* start Data listing *
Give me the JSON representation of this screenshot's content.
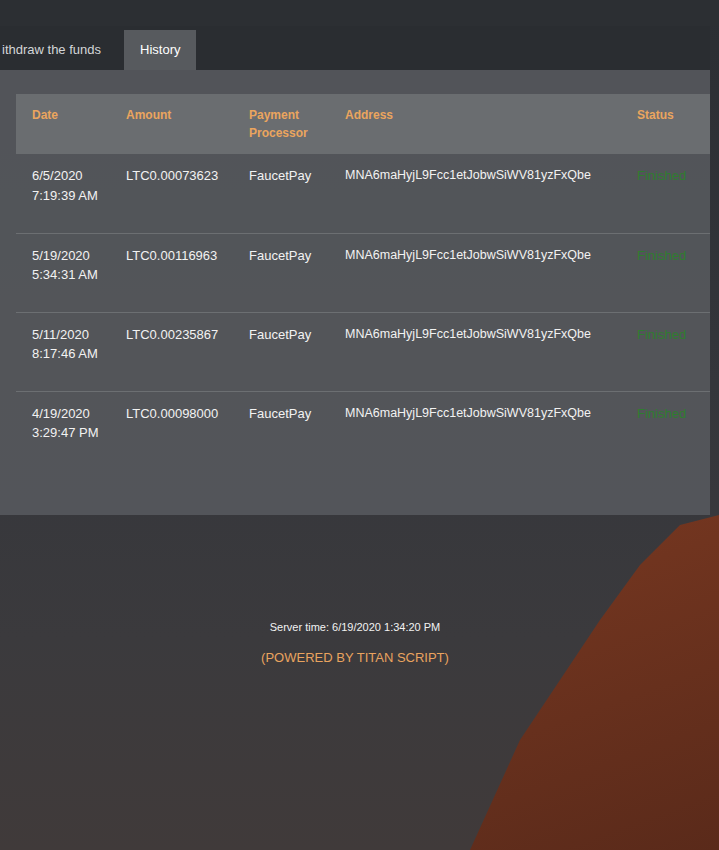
{
  "tabs": [
    {
      "label": "ithdraw the funds",
      "selected": false
    },
    {
      "label": "History",
      "selected": true
    }
  ],
  "table": {
    "columns": [
      "Date",
      "Amount",
      "Payment Processor",
      "Address",
      "Status"
    ],
    "rows": [
      {
        "date": "6/5/2020 7:19:39 AM",
        "amount": "LTC0.00073623",
        "processor": "FaucetPay",
        "address": "MNA6maHyjL9Fcc1etJobwSiWV81yzFxQbe",
        "status": "Finished"
      },
      {
        "date": "5/19/2020 5:34:31 AM",
        "amount": "LTC0.00116963",
        "processor": "FaucetPay",
        "address": "MNA6maHyjL9Fcc1etJobwSiWV81yzFxQbe",
        "status": "Finished"
      },
      {
        "date": "5/11/2020 8:17:46 AM",
        "amount": "LTC0.00235867",
        "processor": "FaucetPay",
        "address": "MNA6maHyjL9Fcc1etJobwSiWV81yzFxQbe",
        "status": "Finished"
      },
      {
        "date": "4/19/2020 3:29:47 PM",
        "amount": "LTC0.00098000",
        "processor": "FaucetPay",
        "address": "MNA6maHyjL9Fcc1etJobwSiWV81yzFxQbe",
        "status": "Finished"
      }
    ]
  },
  "footer": {
    "server_time": "Server time: 6/19/2020 1:34:20 PM",
    "powered": "(POWERED BY TITAN SCRIPT)"
  }
}
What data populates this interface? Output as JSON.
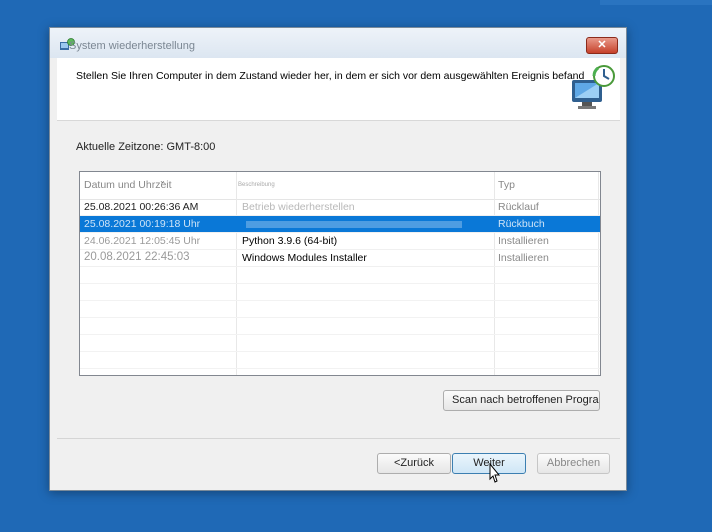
{
  "window": {
    "title": "System wiederherstellung",
    "close_glyph": "✕"
  },
  "header": {
    "text": "Stellen Sie Ihren Computer in dem Zustand wieder her, in dem er sich vor dem ausgewählten Ereignis befand",
    "icon": "system-restore-icon"
  },
  "timezone": "Aktuelle Zeitzone: GMT-8:00",
  "list": {
    "columns": [
      "Datum und Uhrzeit",
      "Beschreibung",
      "Typ"
    ],
    "rows": [
      {
        "date": "25.08.2021 00:26:36 AM",
        "description": "Betrieb wiederherstellen",
        "type": "Rücklauf"
      },
      {
        "date": "25.08.2021 00:19:18 Uhr",
        "description": "",
        "type": "Rückbuch"
      },
      {
        "date": "24.06.2021 12:05:45 Uhr",
        "description": "Python 3.9.6 (64-bit)",
        "type": "Installieren"
      },
      {
        "date": "20.08.2021 22:45:03",
        "description": "Windows Modules Installer",
        "type": "Installieren"
      }
    ]
  },
  "buttons": {
    "scan": "Scan nach betroffenen Programmen",
    "back": "<Zurück",
    "next": "Weiter",
    "cancel": "Abbrechen"
  },
  "colors": {
    "desktop": "#1f69b6",
    "selection": "#0a78d7",
    "close": "#c6412b"
  }
}
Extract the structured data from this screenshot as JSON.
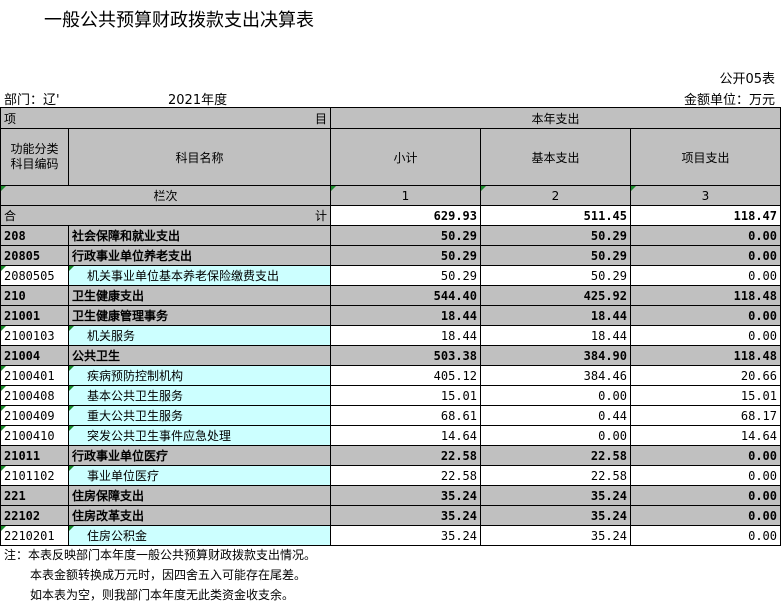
{
  "title": "一般公共预算财政拨款支出决算表",
  "public_no": "公开05表",
  "dept": "部门：辽'",
  "year": "2021年度",
  "unit": "金额单位：万元",
  "header": {
    "xiang": "项",
    "mu": "目",
    "current_year": "本年支出",
    "func_code_line1": "功能分类",
    "func_code_line2": "科目编码",
    "subject_name": "科目名称",
    "subtotal": "小计",
    "basic": "基本支出",
    "project": "项目支出",
    "lanci": "栏次",
    "col1": "1",
    "col2": "2",
    "col3": "3"
  },
  "total": {
    "he": "合",
    "ji": "计",
    "subtotal": "629.93",
    "basic": "511.45",
    "project": "118.47"
  },
  "rows": [
    {
      "code": "208",
      "name": "社会保障和就业支出",
      "subtotal": "50.29",
      "basic": "50.29",
      "project": "0.00",
      "level": 1
    },
    {
      "code": "20805",
      "name": "行政事业单位养老支出",
      "subtotal": "50.29",
      "basic": "50.29",
      "project": "0.00",
      "level": 2
    },
    {
      "code": "2080505",
      "name": "机关事业单位基本养老保险缴费支出",
      "subtotal": "50.29",
      "basic": "50.29",
      "project": "0.00",
      "level": 3
    },
    {
      "code": "210",
      "name": "卫生健康支出",
      "subtotal": "544.40",
      "basic": "425.92",
      "project": "118.48",
      "level": 1
    },
    {
      "code": "21001",
      "name": "卫生健康管理事务",
      "subtotal": "18.44",
      "basic": "18.44",
      "project": "0.00",
      "level": 2
    },
    {
      "code": "2100103",
      "name": "机关服务",
      "subtotal": "18.44",
      "basic": "18.44",
      "project": "0.00",
      "level": 3
    },
    {
      "code": "21004",
      "name": "公共卫生",
      "subtotal": "503.38",
      "basic": "384.90",
      "project": "118.48",
      "level": 2
    },
    {
      "code": "2100401",
      "name": "疾病预防控制机构",
      "subtotal": "405.12",
      "basic": "384.46",
      "project": "20.66",
      "level": 3
    },
    {
      "code": "2100408",
      "name": "基本公共卫生服务",
      "subtotal": "15.01",
      "basic": "0.00",
      "project": "15.01",
      "level": 3
    },
    {
      "code": "2100409",
      "name": "重大公共卫生服务",
      "subtotal": "68.61",
      "basic": "0.44",
      "project": "68.17",
      "level": 3
    },
    {
      "code": "2100410",
      "name": "突发公共卫生事件应急处理",
      "subtotal": "14.64",
      "basic": "0.00",
      "project": "14.64",
      "level": 3
    },
    {
      "code": "21011",
      "name": "行政事业单位医疗",
      "subtotal": "22.58",
      "basic": "22.58",
      "project": "0.00",
      "level": 2
    },
    {
      "code": "2101102",
      "name": "事业单位医疗",
      "subtotal": "22.58",
      "basic": "22.58",
      "project": "0.00",
      "level": 3
    },
    {
      "code": "221",
      "name": "住房保障支出",
      "subtotal": "35.24",
      "basic": "35.24",
      "project": "0.00",
      "level": 1
    },
    {
      "code": "22102",
      "name": "住房改革支出",
      "subtotal": "35.24",
      "basic": "35.24",
      "project": "0.00",
      "level": 2
    },
    {
      "code": "2210201",
      "name": "住房公积金",
      "subtotal": "35.24",
      "basic": "35.24",
      "project": "0.00",
      "level": 3
    }
  ],
  "notes": [
    "注：本表反映部门本年度一般公共预算财政拨款支出情况。",
    "本表金额转换成万元时，因四舍五入可能存在尾差。",
    "如本表为空，则我部门本年度无此类资金收支余。"
  ]
}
* end Data listing *
* **Work to do**: Leave out the pictures and print each record exactly as it stands.

* **Solution for this task**:
Give me the JSON representation of this screenshot's content.
{
  "tabs": [
    {
      "label": "ithdraw the funds",
      "selected": false
    },
    {
      "label": "History",
      "selected": true
    }
  ],
  "table": {
    "columns": [
      "Date",
      "Amount",
      "Payment Processor",
      "Address",
      "Status"
    ],
    "rows": [
      {
        "date": "6/5/2020 7:19:39 AM",
        "amount": "LTC0.00073623",
        "processor": "FaucetPay",
        "address": "MNA6maHyjL9Fcc1etJobwSiWV81yzFxQbe",
        "status": "Finished"
      },
      {
        "date": "5/19/2020 5:34:31 AM",
        "amount": "LTC0.00116963",
        "processor": "FaucetPay",
        "address": "MNA6maHyjL9Fcc1etJobwSiWV81yzFxQbe",
        "status": "Finished"
      },
      {
        "date": "5/11/2020 8:17:46 AM",
        "amount": "LTC0.00235867",
        "processor": "FaucetPay",
        "address": "MNA6maHyjL9Fcc1etJobwSiWV81yzFxQbe",
        "status": "Finished"
      },
      {
        "date": "4/19/2020 3:29:47 PM",
        "amount": "LTC0.00098000",
        "processor": "FaucetPay",
        "address": "MNA6maHyjL9Fcc1etJobwSiWV81yzFxQbe",
        "status": "Finished"
      }
    ]
  },
  "footer": {
    "server_time": "Server time: 6/19/2020 1:34:20 PM",
    "powered": "(POWERED BY TITAN SCRIPT)"
  }
}
What data populates this interface? Output as JSON.
{
  "window": {
    "title": "System wiederherstellung",
    "close_glyph": "✕"
  },
  "header": {
    "text": "Stellen Sie Ihren Computer in dem Zustand wieder her, in dem er sich vor dem ausgewählten Ereignis befand",
    "icon": "system-restore-icon"
  },
  "timezone": "Aktuelle Zeitzone: GMT-8:00",
  "list": {
    "columns": [
      "Datum und Uhrzeit",
      "Beschreibung",
      "Typ"
    ],
    "rows": [
      {
        "date": "25.08.2021 00:26:36 AM",
        "description": "Betrieb wiederherstellen",
        "type": "Rücklauf"
      },
      {
        "date": "25.08.2021 00:19:18 Uhr",
        "description": "",
        "type": "Rückbuch"
      },
      {
        "date": "24.06.2021 12:05:45 Uhr",
        "description": "Python 3.9.6 (64-bit)",
        "type": "Installieren"
      },
      {
        "date": "20.08.2021 22:45:03",
        "description": "Windows Modules Installer",
        "type": "Installieren"
      }
    ]
  },
  "buttons": {
    "scan": "Scan nach betroffenen Programmen",
    "back": "<Zurück",
    "next": "Weiter",
    "cancel": "Abbrechen"
  },
  "colors": {
    "desktop": "#1f69b6",
    "selection": "#0a78d7",
    "close": "#c6412b"
  }
}
Extract the structured data from this screenshot as JSON.
{
  "title": "一般公共预算财政拨款支出决算表",
  "public_no": "公开05表",
  "dept": "部门：辽'",
  "year": "2021年度",
  "unit": "金额单位：万元",
  "header": {
    "xiang": "项",
    "mu": "目",
    "current_year": "本年支出",
    "func_code_line1": "功能分类",
    "func_code_line2": "科目编码",
    "subject_name": "科目名称",
    "subtotal": "小计",
    "basic": "基本支出",
    "project": "项目支出",
    "lanci": "栏次",
    "col1": "1",
    "col2": "2",
    "col3": "3"
  },
  "total": {
    "he": "合",
    "ji": "计",
    "subtotal": "629.93",
    "basic": "511.45",
    "project": "118.47"
  },
  "rows": [
    {
      "code": "208",
      "name": "社会保障和就业支出",
      "subtotal": "50.29",
      "basic": "50.29",
      "project": "0.00",
      "level": 1
    },
    {
      "code": "20805",
      "name": "行政事业单位养老支出",
      "subtotal": "50.29",
      "basic": "50.29",
      "project": "0.00",
      "level": 2
    },
    {
      "code": "2080505",
      "name": "机关事业单位基本养老保险缴费支出",
      "subtotal": "50.29",
      "basic": "50.29",
      "project": "0.00",
      "level": 3
    },
    {
      "code": "210",
      "name": "卫生健康支出",
      "subtotal": "544.40",
      "basic": "425.92",
      "project": "118.48",
      "level": 1
    },
    {
      "code": "21001",
      "name": "卫生健康管理事务",
      "subtotal": "18.44",
      "basic": "18.44",
      "project": "0.00",
      "level": 2
    },
    {
      "code": "2100103",
      "name": "机关服务",
      "subtotal": "18.44",
      "basic": "18.44",
      "project": "0.00",
      "level": 3
    },
    {
      "code": "21004",
      "name": "公共卫生",
      "subtotal": "503.38",
      "basic": "384.90",
      "project": "118.48",
      "level": 2
    },
    {
      "code": "2100401",
      "name": "疾病预防控制机构",
      "subtotal": "405.12",
      "basic": "384.46",
      "project": "20.66",
      "level": 3
    },
    {
      "code": "2100408",
      "name": "基本公共卫生服务",
      "subtotal": "15.01",
      "basic": "0.00",
      "project": "15.01",
      "level": 3
    },
    {
      "code": "2100409",
      "name": "重大公共卫生服务",
      "subtotal": "68.61",
      "basic": "0.44",
      "project": "68.17",
      "level": 3
    },
    {
      "code": "2100410",
      "name": "突发公共卫生事件应急处理",
      "subtotal": "14.64",
      "basic": "0.00",
      "project": "14.64",
      "level": 3
    },
    {
      "code": "21011",
      "name": "行政事业单位医疗",
      "subtotal": "22.58",
      "basic": "22.58",
      "project": "0.00",
      "level": 2
    },
    {
      "code": "2101102",
      "name": "事业单位医疗",
      "subtotal": "22.58",
      "basic": "22.58",
      "project": "0.00",
      "level": 3
    },
    {
      "code": "221",
      "name": "住房保障支出",
      "subtotal": "35.24",
      "basic": "35.24",
      "project": "0.00",
      "level": 1
    },
    {
      "code": "22102",
      "name": "住房改革支出",
      "subtotal": "35.24",
      "basic": "35.24",
      "project": "0.00",
      "level": 2
    },
    {
      "code": "2210201",
      "name": "住房公积金",
      "subtotal": "35.24",
      "basic": "35.24",
      "project": "0.00",
      "level": 3
    }
  ],
  "notes": [
    "注：本表反映部门本年度一般公共预算财政拨款支出情况。",
    "本表金额转换成万元时，因四舍五入可能存在尾差。",
    "如本表为空，则我部门本年度无此类资金收支余。"
  ]
}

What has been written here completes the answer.